▸ **Task objective**: Below are some records; retype all of them exactly.

+ + +

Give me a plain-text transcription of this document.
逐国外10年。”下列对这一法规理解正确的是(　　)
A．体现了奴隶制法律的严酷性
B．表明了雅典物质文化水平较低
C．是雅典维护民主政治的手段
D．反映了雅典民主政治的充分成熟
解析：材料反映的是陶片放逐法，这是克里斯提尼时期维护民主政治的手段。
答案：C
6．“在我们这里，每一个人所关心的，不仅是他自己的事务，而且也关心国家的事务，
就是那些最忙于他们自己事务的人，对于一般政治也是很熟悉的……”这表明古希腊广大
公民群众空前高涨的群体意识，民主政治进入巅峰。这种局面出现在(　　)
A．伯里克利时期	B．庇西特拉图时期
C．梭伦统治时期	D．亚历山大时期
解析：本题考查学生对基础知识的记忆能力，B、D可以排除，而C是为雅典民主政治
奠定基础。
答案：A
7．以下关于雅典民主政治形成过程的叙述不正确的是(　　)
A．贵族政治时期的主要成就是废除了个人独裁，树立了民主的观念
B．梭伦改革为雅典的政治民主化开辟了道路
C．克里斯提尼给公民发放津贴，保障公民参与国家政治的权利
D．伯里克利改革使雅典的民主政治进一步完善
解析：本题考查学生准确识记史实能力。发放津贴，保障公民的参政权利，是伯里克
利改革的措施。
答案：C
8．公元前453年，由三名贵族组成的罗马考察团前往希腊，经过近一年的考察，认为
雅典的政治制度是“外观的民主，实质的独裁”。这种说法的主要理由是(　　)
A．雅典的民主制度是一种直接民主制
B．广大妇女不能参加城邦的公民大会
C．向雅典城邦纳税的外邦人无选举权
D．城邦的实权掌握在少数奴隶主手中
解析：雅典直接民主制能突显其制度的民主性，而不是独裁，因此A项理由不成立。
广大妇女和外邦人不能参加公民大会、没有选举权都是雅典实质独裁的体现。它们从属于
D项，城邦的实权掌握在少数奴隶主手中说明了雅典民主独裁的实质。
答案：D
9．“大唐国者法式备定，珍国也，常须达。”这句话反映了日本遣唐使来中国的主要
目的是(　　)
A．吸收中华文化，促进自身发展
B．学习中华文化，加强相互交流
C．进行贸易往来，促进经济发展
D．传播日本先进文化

+ + +

▸ **Task solution**:
Give me a plain-text transcription of this document.
逐国外10年。”下列对这一法规理解正确的是(　　)
A．体现了奴隶制法律的严酷性
B．表明了雅典物质文化水平较低
C．是雅典维护民主政治的手段
D．反映了雅典民主政治的充分成熟
解析：材料反映的是陶片放逐法，这是克里斯提尼时期维护民主政治的手段。
答案：C
6．“在我们这里，每一个人所关心的，不仅是他自己的事务，而且也关心国家的事务，
就是那些最忙于他们自己事务的人，对于一般政治也是很熟悉的……”这表明古希腊广大
公民群众空前高涨的群体意识，民主政治进入巅峰。这种局面出现在(　　)
A．伯里克利时期	B．庇西特拉图时期
C．梭伦统治时期	D．亚历山大时期
解析：本题考查学生对基础知识的记忆能力，B、D可以排除，而C是为雅典民主政治
奠定基础。
答案：A
7．以下关于雅典民主政治形成过程的叙述不正确的是(　　)
A．贵族政治时期的主要成就是废除了个人独裁，树立了民主的观念
B．梭伦改革为雅典的政治民主化开辟了道路
C．克里斯提尼给公民发放津贴，保障公民参与国家政治的权利
D．伯里克利改革使雅典的民主政治进一步完善
解析：本题考查学生准确识记史实能力。发放津贴，保障公民的参政权利，是伯里克
利改革的措施。
答案：C
8．公元前453年，由三名贵族组成的罗马考察团前往希腊，经过近一年的考察，认为
雅典的政治制度是“外观的民主，实质的独裁”。这种说法的主要理由是(　　)
A．雅典的民主制度是一种直接民主制
B．广大妇女不能参加城邦的公民大会
C．向雅典城邦纳税的外邦人无选举权
D．城邦的实权掌握在少数奴隶主手中
解析：雅典直接民主制能突显其制度的民主性，而不是独裁，因此A项理由不成立。
广大妇女和外邦人不能参加公民大会、没有选举权都是雅典实质独裁的体现。它们从属于
D项，城邦的实权掌握在少数奴隶主手中说明了雅典民主独裁的实质。
答案：D
9．“大唐国者法式备定，珍国也，常须达。”这句话反映了日本遣唐使来中国的主要
目的是(　　)
A．吸收中华文化，促进自身发展
B．学习中华文化，加强相互交流
C．进行贸易往来，促进经济发展
D．传播日本先进文化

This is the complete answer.